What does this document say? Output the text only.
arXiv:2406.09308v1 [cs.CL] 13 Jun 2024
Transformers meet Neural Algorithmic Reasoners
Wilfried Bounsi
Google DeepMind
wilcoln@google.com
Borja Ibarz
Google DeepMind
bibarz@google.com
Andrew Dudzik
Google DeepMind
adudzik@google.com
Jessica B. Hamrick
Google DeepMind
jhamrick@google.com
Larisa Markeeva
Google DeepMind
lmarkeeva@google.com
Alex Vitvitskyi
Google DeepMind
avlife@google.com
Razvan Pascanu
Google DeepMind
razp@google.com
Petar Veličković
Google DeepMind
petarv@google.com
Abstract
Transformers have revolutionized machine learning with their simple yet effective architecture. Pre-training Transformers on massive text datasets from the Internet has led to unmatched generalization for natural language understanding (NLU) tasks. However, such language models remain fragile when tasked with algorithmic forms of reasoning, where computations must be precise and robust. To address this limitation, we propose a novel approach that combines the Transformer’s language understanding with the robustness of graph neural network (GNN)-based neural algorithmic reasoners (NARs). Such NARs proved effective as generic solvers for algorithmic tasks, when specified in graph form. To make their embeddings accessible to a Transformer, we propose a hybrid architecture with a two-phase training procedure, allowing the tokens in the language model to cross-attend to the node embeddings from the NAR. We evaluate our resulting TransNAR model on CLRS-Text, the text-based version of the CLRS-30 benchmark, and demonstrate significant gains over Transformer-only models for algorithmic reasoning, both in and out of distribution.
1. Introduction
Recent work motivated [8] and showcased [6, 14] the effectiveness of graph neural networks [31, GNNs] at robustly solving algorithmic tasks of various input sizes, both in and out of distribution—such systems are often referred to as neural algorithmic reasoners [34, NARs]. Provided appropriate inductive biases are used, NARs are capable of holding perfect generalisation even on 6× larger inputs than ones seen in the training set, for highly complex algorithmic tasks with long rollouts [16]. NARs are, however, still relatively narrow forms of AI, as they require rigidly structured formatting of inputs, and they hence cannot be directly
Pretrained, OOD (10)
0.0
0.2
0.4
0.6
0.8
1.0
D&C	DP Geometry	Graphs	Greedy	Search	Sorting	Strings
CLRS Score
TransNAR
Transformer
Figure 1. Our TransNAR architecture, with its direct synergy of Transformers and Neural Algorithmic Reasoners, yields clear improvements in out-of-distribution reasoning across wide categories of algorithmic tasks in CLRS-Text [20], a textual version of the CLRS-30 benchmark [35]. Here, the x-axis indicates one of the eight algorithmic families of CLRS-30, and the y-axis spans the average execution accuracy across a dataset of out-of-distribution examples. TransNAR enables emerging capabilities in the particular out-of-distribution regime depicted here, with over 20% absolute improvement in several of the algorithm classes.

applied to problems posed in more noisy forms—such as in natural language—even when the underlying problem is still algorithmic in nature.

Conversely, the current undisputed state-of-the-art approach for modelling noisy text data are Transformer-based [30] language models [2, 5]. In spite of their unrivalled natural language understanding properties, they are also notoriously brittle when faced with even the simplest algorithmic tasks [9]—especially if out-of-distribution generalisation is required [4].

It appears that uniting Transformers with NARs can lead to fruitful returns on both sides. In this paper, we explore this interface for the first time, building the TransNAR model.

PROBLEM REQUIREMENTS: Exactly reproduce every record.

WRITTEN RESPONSE:
What does this document say? Output the text only.
arXiv:2406.09308v1 [cs.CL] 13 Jun 2024
Transformers meet Neural Algorithmic Reasoners
Wilfried Bounsi
Google DeepMind
wilcoln@google.com
Borja Ibarz
Google DeepMind
bibarz@google.com
Andrew Dudzik
Google DeepMind
adudzik@google.com
Jessica B. Hamrick
Google DeepMind
jhamrick@google.com
Larisa Markeeva
Google DeepMind
lmarkeeva@google.com
Alex Vitvitskyi
Google DeepMind
avlife@google.com
Razvan Pascanu
Google DeepMind
razp@google.com
Petar Veličković
Google DeepMind
petarv@google.com
Abstract
Transformers have revolutionized machine learning with their simple yet effective architecture. Pre-training Transformers on massive text datasets from the Internet has led to unmatched generalization for natural language understanding (NLU) tasks. However, such language models remain fragile when tasked with algorithmic forms of reasoning, where computations must be precise and robust. To address this limitation, we propose a novel approach that combines the Transformer’s language understanding with the robustness of graph neural network (GNN)-based neural algorithmic reasoners (NARs). Such NARs proved effective as generic solvers for algorithmic tasks, when specified in graph form. To make their embeddings accessible to a Transformer, we propose a hybrid architecture with a two-phase training procedure, allowing the tokens in the language model to cross-attend to the node embeddings from the NAR. We evaluate our resulting TransNAR model on CLRS-Text, the text-based version of the CLRS-30 benchmark, and demonstrate significant gains over Transformer-only models for algorithmic reasoning, both in and out of distribution.
1. Introduction
Recent work motivated [8] and showcased [6, 14] the effectiveness of graph neural networks [31, GNNs] at robustly solving algorithmic tasks of various input sizes, both in and out of distribution—such systems are often referred to as neural algorithmic reasoners [34, NARs]. Provided appropriate inductive biases are used, NARs are capable of holding perfect generalisation even on 6× larger inputs than ones seen in the training set, for highly complex algorithmic tasks with long rollouts [16]. NARs are, however, still relatively narrow forms of AI, as they require rigidly structured formatting of inputs, and they hence cannot be directly
Pretrained, OOD (10)
0.0
0.2
0.4
0.6
0.8
1.0
D&C	DP Geometry	Graphs	Greedy	Search	Sorting	Strings
CLRS Score
TransNAR
Transformer
Figure 1. Our TransNAR architecture, with its direct synergy of Transformers and Neural Algorithmic Reasoners, yields clear improvements in out-of-distribution reasoning across wide categories of algorithmic tasks in CLRS-Text [20], a textual version of the CLRS-30 benchmark [35]. Here, the x-axis indicates one of the eight algorithmic families of CLRS-30, and the y-axis spans the average execution accuracy across a dataset of out-of-distribution examples. TransNAR enables emerging capabilities in the particular out-of-distribution regime depicted here, with over 20% absolute improvement in several of the algorithm classes.

applied to problems posed in more noisy forms—such as in natural language—even when the underlying problem is still algorithmic in nature.

Conversely, the current undisputed state-of-the-art approach for modelling noisy text data are Transformer-based [30] language models [2, 5]. In spite of their unrivalled natural language understanding properties, they are also notoriously brittle when faced with even the simplest algorithmic tasks [9]—especially if out-of-distribution generalisation is required [4].

It appears that uniting Transformers with NARs can lead to fruitful returns on both sides. In this paper, we explore this interface for the first time, building the TransNAR model.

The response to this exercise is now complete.